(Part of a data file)
........

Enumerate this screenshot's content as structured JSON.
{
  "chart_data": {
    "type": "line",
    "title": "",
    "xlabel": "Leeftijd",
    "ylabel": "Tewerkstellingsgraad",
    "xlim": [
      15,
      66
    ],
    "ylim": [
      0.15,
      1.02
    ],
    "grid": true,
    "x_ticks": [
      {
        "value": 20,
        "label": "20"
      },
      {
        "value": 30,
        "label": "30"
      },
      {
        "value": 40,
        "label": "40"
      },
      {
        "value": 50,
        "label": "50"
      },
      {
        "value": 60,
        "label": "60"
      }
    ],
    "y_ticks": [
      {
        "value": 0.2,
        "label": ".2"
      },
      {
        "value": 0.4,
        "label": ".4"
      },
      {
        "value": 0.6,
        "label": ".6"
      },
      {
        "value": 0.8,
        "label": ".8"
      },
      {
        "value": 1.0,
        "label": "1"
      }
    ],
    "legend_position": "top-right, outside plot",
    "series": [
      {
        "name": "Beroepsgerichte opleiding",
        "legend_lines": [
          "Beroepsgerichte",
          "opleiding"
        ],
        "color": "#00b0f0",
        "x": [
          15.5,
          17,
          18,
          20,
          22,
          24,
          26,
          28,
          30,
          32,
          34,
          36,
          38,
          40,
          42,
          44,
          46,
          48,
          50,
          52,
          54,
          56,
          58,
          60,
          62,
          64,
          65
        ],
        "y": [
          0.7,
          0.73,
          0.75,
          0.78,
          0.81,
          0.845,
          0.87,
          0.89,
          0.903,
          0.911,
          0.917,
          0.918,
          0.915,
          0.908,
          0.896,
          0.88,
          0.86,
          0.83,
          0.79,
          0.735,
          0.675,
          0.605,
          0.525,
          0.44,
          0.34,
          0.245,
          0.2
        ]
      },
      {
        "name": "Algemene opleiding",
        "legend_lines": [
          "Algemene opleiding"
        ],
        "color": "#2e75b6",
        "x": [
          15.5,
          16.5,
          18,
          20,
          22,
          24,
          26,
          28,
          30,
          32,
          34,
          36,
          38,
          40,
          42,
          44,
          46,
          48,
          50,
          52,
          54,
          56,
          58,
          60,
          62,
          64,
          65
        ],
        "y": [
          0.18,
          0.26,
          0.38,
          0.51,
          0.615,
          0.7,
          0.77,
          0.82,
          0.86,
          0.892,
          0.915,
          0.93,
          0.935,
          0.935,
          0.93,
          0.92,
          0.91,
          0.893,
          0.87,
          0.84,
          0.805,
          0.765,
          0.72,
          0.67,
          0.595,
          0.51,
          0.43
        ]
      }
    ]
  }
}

........

→ Exercise: Identify all lines in the records above with the word "value".

→ Exercise answer:
        "value": 20,
        "value": 30,
        "value": 40,
        "value": 50,
        "value": 60,
        "value": 0.2,
        "value": 0.4,
        "value": 0.6,
        "value": 0.8,
        "value": 1.0,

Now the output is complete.